> _Task statement_: Gather all lines with the word "Impulse" in them.

> _Data for this task_:

○ ○ ○ ○

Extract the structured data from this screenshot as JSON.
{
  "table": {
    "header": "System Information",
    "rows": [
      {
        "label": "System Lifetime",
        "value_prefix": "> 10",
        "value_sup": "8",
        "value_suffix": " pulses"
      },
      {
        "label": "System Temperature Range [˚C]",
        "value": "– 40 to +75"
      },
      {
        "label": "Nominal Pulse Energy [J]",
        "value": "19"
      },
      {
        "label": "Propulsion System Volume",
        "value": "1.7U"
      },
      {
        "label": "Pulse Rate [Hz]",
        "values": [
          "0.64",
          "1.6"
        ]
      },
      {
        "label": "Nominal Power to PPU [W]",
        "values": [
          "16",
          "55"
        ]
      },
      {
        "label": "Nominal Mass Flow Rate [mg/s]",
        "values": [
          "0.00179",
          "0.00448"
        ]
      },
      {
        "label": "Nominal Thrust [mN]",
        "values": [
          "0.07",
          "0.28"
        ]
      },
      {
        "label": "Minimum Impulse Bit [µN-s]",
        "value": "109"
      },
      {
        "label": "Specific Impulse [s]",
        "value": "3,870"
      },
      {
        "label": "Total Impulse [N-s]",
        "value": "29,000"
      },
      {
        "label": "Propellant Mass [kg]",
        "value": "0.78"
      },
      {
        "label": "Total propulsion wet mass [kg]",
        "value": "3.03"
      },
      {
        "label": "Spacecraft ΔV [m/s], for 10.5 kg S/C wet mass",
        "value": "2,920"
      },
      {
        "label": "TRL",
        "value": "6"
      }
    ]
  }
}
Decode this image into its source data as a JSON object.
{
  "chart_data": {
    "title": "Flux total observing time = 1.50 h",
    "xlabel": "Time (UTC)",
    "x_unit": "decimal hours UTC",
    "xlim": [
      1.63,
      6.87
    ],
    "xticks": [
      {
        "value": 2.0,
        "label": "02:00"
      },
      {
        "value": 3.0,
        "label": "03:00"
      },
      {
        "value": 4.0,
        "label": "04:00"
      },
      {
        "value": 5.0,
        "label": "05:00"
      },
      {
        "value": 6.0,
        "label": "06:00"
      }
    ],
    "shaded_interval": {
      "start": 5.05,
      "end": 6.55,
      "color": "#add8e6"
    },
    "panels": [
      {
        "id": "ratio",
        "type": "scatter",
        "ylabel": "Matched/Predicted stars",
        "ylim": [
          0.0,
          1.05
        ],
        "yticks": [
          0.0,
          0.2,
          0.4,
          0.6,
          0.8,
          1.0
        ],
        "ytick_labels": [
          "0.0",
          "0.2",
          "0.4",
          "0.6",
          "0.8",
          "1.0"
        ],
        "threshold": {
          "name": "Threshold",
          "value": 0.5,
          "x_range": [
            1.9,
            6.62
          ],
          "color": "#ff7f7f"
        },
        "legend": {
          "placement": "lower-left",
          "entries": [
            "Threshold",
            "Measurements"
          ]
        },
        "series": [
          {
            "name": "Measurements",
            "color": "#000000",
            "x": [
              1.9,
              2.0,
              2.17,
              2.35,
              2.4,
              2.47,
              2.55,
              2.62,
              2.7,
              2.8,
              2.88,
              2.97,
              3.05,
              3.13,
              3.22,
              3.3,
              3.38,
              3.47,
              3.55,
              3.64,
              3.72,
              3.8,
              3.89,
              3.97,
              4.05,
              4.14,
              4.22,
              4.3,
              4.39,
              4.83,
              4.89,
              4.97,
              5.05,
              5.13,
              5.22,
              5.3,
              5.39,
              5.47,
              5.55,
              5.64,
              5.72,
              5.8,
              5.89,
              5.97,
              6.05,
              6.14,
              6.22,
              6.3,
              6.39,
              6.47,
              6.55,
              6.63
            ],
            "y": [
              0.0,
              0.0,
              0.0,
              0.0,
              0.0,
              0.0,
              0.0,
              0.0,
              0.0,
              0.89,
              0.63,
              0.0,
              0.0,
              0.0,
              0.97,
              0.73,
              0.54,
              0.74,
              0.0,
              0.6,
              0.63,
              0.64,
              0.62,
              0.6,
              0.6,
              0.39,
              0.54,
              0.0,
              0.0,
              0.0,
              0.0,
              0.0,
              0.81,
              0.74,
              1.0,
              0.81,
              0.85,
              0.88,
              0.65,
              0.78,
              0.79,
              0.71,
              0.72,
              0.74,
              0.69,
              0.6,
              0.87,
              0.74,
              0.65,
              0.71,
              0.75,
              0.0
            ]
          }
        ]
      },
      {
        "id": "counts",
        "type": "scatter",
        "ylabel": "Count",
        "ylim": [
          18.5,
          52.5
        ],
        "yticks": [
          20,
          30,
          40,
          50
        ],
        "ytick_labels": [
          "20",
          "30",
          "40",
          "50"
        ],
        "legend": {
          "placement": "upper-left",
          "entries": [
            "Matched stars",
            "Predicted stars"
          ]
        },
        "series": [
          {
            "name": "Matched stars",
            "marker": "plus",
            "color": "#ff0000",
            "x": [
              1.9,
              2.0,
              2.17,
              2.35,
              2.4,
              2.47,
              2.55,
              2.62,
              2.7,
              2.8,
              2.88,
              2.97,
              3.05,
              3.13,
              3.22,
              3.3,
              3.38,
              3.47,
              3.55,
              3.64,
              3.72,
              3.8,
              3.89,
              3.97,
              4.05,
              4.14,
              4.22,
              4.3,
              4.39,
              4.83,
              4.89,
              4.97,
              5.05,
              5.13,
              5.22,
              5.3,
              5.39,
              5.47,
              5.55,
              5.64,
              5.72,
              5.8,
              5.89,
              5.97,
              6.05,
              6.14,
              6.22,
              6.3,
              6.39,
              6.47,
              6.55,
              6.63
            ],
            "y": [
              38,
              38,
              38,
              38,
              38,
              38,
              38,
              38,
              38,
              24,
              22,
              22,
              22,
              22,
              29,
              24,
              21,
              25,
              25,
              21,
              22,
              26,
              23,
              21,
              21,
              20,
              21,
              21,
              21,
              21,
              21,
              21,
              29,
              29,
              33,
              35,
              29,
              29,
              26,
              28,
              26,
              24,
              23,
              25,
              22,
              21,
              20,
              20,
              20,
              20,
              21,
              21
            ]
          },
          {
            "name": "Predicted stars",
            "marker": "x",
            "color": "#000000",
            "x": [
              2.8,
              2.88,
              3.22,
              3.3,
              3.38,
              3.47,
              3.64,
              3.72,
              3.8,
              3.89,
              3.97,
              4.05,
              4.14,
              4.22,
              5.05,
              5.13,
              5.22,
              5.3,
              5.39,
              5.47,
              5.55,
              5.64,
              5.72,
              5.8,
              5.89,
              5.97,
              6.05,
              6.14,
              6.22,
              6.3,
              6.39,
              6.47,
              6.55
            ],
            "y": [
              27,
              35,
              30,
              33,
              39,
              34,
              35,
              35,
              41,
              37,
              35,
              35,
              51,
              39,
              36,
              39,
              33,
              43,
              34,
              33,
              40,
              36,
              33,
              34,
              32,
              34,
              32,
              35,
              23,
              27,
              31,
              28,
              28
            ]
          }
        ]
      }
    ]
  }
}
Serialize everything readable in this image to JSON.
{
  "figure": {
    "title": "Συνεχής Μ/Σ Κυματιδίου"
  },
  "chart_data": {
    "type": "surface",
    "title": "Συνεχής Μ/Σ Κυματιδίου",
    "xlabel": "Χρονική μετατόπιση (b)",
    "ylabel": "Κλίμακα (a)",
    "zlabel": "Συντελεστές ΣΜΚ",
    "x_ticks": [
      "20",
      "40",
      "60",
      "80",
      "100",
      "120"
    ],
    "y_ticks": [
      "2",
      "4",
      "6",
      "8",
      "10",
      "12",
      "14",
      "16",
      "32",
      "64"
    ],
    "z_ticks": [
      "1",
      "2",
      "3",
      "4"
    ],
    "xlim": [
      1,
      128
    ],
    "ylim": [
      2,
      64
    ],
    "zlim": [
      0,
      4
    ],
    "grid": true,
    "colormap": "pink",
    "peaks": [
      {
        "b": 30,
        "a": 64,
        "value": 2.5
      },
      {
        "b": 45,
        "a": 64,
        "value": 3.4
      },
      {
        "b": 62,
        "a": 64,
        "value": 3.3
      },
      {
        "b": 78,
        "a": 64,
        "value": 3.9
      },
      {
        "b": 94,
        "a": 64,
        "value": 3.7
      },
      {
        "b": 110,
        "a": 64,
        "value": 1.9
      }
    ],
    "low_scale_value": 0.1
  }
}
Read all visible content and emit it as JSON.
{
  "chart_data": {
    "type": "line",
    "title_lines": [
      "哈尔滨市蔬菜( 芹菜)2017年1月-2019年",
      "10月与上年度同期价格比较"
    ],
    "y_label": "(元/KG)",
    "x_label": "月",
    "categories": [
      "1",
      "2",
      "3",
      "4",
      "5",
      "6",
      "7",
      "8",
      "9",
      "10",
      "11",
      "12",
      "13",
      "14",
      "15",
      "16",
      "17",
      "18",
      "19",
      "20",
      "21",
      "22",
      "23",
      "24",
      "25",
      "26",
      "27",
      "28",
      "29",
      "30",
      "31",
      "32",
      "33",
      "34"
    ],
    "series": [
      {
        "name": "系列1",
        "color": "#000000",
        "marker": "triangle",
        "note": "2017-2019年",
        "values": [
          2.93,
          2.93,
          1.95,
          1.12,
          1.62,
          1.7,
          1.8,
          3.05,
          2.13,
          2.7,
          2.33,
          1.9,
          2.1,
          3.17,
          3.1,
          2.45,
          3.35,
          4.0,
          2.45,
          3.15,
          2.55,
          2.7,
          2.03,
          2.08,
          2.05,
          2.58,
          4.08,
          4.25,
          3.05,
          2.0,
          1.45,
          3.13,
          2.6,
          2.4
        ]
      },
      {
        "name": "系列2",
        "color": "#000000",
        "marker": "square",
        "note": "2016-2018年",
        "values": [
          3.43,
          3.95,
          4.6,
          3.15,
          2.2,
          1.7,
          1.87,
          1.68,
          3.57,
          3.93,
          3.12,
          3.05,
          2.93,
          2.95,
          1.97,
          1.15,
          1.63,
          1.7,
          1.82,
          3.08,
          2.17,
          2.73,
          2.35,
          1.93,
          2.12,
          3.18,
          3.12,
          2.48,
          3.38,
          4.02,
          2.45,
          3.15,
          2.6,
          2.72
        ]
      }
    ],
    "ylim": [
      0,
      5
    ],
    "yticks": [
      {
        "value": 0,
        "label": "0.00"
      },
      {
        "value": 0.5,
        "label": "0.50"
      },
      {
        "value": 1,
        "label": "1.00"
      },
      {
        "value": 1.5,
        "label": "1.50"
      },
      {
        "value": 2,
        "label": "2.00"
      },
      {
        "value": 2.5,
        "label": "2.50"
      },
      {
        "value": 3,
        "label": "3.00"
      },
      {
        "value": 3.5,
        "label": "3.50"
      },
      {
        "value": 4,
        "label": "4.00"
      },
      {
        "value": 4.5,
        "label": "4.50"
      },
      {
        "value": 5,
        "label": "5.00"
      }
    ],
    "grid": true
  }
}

○ ○ ○ ○

> _Solution below_:
        "label": "Minimum Impulse Bit [µN-s]",
        "label": "Specific Impulse [s]",
        "label": "Total Impulse [N-s]",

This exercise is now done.